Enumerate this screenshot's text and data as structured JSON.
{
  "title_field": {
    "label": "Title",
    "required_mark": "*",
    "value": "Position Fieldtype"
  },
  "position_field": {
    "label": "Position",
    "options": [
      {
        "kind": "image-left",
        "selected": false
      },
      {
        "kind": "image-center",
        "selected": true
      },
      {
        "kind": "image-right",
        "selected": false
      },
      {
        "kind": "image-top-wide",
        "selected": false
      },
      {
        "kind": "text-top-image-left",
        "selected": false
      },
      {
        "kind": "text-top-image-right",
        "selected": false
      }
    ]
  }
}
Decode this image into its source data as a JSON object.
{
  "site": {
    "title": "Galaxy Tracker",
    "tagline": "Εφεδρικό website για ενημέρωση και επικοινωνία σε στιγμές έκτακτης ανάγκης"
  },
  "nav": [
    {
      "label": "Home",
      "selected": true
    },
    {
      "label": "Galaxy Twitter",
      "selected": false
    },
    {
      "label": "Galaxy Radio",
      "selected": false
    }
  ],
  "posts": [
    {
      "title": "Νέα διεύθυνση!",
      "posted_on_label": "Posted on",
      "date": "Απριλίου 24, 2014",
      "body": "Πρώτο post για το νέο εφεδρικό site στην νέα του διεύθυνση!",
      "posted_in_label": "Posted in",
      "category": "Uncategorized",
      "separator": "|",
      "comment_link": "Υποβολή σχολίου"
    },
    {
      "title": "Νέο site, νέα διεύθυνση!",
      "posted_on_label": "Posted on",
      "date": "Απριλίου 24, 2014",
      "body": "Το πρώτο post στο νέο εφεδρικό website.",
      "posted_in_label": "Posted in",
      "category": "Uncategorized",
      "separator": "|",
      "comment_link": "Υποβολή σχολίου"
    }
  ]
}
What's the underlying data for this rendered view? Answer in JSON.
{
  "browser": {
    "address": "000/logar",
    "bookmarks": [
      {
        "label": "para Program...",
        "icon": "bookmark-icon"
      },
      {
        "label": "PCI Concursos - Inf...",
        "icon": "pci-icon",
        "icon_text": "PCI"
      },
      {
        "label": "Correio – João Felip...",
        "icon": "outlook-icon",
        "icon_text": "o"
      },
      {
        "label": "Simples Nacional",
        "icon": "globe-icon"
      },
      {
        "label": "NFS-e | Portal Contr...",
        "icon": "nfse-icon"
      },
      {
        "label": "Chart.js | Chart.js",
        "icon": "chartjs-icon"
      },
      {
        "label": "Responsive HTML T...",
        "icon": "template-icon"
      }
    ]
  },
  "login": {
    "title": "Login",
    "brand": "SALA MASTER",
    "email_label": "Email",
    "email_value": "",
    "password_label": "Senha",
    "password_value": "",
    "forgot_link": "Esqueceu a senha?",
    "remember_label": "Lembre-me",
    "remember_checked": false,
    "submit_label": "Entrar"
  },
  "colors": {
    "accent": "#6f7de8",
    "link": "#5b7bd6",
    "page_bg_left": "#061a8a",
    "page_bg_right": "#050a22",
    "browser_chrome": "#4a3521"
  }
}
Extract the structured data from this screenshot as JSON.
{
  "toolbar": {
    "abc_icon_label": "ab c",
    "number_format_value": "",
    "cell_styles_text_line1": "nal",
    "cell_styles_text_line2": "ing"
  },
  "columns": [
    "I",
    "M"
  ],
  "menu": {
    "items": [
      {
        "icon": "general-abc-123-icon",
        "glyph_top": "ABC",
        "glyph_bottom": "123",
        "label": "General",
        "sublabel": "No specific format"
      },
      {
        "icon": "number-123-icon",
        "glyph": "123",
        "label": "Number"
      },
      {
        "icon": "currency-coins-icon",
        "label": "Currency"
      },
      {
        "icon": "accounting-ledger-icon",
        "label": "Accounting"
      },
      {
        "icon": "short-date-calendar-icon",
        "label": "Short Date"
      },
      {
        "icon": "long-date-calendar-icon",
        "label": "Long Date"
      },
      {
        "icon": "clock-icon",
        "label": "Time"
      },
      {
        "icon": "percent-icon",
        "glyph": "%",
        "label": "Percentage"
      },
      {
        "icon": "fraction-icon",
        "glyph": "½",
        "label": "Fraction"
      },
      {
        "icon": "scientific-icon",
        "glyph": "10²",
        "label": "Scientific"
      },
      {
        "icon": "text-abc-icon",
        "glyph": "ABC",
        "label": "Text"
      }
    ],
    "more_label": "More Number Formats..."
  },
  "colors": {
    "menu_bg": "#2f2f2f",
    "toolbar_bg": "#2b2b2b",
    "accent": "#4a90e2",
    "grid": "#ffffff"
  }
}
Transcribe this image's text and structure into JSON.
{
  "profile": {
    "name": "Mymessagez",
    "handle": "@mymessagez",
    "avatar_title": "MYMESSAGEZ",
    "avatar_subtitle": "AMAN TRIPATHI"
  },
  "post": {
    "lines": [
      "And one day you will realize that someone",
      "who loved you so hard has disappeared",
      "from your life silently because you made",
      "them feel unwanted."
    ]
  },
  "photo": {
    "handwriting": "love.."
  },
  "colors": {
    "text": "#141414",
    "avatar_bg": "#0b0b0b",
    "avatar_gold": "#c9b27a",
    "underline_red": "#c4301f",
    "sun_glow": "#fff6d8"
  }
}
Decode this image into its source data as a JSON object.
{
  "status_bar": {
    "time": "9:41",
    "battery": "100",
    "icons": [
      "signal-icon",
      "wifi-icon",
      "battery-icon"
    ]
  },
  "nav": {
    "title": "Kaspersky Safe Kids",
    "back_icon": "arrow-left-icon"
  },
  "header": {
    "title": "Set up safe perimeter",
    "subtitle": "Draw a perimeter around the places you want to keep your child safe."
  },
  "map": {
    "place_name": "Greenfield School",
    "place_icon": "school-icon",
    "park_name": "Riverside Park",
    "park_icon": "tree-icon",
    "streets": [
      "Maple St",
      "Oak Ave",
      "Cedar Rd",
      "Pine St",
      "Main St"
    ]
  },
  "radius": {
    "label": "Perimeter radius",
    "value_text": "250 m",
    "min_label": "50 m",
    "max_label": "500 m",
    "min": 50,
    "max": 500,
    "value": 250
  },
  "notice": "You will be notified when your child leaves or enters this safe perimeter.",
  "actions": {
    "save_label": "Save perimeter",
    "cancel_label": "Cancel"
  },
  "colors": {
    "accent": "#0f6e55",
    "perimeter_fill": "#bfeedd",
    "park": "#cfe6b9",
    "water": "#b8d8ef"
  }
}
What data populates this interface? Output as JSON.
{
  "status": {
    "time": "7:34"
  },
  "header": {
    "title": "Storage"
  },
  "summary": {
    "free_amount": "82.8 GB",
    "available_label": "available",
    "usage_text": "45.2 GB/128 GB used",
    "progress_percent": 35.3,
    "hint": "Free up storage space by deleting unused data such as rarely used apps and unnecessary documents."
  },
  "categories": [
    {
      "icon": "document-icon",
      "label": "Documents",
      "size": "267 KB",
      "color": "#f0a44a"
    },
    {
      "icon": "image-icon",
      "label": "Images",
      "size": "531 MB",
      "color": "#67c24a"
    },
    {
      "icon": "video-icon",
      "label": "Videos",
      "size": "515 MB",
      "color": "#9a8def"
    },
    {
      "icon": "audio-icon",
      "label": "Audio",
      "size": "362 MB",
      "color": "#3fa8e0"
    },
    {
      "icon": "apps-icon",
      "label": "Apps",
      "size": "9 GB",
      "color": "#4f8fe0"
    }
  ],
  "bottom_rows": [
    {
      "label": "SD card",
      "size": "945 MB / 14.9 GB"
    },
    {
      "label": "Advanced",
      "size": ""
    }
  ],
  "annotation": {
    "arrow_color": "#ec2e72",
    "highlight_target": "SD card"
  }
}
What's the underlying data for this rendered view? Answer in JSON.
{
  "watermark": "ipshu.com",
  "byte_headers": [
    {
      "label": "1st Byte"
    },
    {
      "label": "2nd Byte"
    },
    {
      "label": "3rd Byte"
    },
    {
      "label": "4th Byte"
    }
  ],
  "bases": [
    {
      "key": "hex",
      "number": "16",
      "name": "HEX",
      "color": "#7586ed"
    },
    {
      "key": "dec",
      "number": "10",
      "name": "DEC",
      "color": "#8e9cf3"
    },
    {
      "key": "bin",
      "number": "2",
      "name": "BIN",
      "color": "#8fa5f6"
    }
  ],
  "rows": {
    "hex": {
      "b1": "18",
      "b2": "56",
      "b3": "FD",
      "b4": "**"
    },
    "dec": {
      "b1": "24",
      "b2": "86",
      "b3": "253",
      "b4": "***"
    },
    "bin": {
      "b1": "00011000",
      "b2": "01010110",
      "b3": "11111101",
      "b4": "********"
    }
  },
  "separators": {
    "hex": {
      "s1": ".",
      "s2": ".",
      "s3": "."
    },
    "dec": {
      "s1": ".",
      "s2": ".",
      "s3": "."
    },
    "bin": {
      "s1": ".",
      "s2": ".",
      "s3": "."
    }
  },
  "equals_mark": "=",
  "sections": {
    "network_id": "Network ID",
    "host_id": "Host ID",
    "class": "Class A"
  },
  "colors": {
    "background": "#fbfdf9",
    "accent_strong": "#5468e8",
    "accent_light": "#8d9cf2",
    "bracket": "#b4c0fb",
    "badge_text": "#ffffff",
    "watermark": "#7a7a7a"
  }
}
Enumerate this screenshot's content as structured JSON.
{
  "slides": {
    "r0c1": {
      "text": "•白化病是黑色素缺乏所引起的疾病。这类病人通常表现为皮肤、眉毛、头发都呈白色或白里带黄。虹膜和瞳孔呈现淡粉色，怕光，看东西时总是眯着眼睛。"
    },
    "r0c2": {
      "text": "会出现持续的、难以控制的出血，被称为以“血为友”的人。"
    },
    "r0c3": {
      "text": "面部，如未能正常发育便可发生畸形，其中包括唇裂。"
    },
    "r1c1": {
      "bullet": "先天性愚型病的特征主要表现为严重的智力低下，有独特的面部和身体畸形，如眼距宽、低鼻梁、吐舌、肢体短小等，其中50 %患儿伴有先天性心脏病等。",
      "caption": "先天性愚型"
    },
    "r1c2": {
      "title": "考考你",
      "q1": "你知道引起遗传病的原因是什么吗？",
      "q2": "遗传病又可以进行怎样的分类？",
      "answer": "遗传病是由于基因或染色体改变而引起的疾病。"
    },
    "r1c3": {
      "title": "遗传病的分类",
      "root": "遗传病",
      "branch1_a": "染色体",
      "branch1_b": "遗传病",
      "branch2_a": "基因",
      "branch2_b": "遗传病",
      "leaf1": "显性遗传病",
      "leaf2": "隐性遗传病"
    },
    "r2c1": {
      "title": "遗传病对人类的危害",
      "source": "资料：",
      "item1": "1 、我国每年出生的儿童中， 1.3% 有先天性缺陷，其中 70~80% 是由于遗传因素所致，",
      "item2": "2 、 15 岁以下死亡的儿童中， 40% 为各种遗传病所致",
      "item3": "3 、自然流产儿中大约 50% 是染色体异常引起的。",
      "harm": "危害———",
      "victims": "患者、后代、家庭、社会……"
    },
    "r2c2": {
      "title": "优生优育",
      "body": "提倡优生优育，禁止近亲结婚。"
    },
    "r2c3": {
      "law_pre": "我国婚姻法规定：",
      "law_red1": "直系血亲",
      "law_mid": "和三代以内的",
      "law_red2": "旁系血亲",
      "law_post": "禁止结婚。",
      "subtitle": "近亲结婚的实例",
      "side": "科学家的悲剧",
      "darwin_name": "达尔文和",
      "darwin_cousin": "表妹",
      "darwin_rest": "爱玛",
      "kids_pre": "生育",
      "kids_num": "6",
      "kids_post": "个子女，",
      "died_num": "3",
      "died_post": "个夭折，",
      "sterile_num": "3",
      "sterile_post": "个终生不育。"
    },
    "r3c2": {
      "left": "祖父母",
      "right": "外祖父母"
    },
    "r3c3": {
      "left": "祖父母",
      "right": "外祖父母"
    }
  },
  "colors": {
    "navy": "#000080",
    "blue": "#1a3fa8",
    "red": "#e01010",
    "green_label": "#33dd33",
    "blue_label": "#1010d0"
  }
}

**********

Give only the number of lines in the records that include the word "used".

(Result of the task)
2